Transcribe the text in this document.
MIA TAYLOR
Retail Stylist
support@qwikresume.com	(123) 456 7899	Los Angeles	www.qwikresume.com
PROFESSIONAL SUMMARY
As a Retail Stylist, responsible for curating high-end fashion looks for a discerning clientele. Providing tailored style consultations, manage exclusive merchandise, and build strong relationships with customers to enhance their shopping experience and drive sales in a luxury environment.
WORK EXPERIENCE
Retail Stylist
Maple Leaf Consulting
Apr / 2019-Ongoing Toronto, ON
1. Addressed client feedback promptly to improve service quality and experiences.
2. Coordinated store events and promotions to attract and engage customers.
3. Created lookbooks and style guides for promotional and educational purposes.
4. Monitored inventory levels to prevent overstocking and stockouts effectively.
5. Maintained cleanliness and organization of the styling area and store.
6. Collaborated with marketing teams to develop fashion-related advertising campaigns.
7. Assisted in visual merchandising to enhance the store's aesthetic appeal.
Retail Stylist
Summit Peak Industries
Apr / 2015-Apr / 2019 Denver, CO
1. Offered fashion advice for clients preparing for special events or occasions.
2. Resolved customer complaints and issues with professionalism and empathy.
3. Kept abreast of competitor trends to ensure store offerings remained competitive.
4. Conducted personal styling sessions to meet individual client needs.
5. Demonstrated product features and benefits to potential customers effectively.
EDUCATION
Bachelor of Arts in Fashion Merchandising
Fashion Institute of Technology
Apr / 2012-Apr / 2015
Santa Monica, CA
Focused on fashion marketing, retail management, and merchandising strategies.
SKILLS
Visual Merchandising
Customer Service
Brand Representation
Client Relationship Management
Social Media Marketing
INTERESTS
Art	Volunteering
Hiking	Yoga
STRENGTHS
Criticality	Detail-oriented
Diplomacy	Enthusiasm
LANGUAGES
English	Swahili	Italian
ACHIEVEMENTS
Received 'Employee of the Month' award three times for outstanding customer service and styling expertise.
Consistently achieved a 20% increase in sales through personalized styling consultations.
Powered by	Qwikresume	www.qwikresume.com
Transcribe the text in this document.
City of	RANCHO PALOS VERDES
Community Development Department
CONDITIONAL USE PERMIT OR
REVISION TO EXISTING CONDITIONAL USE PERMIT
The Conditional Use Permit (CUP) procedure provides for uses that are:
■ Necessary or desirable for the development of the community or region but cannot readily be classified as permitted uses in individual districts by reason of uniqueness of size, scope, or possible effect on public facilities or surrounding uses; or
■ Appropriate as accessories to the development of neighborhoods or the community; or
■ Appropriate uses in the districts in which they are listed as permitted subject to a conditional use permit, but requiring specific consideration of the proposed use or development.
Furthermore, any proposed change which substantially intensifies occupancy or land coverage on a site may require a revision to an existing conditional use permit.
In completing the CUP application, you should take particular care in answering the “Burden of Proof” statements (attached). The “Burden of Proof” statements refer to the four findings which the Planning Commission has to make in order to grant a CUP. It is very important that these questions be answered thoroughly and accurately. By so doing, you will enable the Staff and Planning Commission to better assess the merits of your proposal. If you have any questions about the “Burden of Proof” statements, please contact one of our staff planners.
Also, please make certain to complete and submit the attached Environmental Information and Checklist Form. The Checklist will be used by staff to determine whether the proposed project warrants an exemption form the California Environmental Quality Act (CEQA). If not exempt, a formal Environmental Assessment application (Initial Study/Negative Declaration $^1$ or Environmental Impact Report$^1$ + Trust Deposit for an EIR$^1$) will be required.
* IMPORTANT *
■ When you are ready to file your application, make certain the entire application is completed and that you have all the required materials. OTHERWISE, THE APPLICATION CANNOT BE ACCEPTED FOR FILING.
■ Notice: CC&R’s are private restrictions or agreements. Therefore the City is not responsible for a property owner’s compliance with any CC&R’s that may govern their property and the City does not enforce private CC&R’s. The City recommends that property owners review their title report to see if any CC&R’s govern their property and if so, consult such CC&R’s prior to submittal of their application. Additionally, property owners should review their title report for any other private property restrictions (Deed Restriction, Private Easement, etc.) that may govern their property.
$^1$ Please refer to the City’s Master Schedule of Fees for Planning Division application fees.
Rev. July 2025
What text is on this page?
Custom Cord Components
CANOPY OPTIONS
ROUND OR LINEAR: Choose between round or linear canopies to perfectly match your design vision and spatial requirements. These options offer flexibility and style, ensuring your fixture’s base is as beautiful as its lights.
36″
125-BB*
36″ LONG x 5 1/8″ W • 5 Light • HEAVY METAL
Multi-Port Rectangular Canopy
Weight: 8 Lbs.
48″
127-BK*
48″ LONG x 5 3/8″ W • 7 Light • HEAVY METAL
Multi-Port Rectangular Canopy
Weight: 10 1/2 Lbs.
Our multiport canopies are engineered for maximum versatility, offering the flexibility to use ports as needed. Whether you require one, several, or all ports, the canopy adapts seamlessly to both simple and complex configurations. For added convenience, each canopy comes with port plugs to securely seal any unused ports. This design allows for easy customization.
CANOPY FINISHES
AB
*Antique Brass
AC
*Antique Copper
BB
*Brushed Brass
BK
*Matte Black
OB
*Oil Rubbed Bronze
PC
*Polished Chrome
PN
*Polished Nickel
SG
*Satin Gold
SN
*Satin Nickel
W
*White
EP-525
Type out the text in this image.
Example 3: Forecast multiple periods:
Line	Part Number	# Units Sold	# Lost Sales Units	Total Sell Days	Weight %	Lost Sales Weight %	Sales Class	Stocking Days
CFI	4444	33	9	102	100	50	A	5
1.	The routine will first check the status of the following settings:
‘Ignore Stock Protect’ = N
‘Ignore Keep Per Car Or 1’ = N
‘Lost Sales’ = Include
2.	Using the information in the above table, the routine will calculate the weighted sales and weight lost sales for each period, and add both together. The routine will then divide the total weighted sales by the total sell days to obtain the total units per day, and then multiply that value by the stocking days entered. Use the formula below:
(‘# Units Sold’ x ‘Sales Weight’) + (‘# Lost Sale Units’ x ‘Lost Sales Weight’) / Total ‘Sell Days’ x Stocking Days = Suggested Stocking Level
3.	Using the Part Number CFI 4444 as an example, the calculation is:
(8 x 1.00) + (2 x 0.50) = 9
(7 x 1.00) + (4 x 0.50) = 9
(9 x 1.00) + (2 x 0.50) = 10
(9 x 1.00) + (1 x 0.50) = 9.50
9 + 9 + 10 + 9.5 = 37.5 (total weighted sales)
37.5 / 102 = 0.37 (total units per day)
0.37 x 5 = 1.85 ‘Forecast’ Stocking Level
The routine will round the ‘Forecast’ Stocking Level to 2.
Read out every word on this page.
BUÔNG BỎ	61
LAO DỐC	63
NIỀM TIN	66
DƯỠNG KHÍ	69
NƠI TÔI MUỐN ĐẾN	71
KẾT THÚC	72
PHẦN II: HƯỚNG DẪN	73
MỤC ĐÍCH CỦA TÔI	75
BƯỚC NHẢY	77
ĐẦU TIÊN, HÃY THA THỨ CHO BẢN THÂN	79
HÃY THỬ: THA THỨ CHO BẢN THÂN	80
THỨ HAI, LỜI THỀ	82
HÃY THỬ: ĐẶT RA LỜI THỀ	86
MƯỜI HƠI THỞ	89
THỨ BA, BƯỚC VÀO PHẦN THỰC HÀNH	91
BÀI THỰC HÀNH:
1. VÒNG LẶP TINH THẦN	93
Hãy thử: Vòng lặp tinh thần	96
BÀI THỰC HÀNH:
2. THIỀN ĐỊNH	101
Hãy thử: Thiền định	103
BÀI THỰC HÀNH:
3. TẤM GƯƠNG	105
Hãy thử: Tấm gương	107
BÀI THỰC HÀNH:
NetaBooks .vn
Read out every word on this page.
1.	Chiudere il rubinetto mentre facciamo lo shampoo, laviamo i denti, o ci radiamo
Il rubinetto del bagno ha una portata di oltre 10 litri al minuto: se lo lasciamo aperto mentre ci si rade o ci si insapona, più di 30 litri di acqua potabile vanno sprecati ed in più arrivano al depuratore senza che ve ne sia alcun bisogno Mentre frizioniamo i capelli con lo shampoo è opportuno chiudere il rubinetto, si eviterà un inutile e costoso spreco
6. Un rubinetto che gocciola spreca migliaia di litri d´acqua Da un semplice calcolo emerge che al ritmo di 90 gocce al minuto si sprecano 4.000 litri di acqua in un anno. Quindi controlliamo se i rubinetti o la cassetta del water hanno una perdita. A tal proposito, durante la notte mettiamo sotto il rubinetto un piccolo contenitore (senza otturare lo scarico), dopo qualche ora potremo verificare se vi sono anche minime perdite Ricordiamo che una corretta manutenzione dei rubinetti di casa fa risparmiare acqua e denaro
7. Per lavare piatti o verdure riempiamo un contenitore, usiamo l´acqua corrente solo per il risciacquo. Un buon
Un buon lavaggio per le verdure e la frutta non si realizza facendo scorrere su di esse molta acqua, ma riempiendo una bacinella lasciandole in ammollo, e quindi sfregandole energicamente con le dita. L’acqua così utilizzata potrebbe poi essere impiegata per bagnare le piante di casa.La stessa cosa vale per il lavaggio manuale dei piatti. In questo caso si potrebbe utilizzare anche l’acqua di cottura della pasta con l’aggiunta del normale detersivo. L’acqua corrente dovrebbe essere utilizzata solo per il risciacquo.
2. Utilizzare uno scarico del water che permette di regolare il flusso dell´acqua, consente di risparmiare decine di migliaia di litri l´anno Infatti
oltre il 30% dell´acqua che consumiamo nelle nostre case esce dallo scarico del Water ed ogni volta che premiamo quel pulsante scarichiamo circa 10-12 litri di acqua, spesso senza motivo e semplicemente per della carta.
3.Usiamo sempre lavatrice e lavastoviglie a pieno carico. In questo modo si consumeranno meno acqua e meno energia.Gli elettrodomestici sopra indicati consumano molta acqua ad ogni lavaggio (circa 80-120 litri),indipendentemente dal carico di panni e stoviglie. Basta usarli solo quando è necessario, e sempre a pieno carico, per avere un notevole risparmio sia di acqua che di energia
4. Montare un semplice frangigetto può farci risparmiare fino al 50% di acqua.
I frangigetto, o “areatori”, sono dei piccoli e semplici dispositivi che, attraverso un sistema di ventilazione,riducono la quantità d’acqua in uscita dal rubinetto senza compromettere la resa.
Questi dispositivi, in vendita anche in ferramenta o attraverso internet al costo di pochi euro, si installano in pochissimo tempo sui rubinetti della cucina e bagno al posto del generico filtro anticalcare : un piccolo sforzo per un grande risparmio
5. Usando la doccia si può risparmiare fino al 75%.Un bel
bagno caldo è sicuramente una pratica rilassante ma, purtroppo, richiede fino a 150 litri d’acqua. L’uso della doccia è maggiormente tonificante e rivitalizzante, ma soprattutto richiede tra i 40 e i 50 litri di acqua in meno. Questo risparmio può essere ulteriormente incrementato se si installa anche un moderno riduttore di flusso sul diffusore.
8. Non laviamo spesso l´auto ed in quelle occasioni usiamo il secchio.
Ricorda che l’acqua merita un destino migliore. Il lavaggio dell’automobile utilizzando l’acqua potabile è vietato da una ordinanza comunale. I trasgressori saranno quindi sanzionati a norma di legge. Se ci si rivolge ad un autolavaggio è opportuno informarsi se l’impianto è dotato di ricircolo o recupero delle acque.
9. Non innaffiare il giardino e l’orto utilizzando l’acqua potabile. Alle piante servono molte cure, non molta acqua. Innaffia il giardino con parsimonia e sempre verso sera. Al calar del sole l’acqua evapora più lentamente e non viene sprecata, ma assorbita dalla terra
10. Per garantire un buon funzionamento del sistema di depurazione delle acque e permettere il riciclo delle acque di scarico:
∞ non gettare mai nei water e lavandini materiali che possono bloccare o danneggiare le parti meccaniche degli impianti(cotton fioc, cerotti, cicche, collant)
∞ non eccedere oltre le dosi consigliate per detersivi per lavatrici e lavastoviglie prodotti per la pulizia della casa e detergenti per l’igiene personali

★ ★ ★ ★ ★

Search the data above for the string "sistema" and return every line that has it.

I frangigetto, o “areatori”, sono dei piccoli e semplici dispositivi che, attraverso un sistema di ventilazione,riducono la quantità d’acqua in uscita dal rubinetto senza compromettere la resa.
10. Per garantire un buon funzionamento del sistema di depurazione delle acque e permettere il riciclo delle acque di scarico:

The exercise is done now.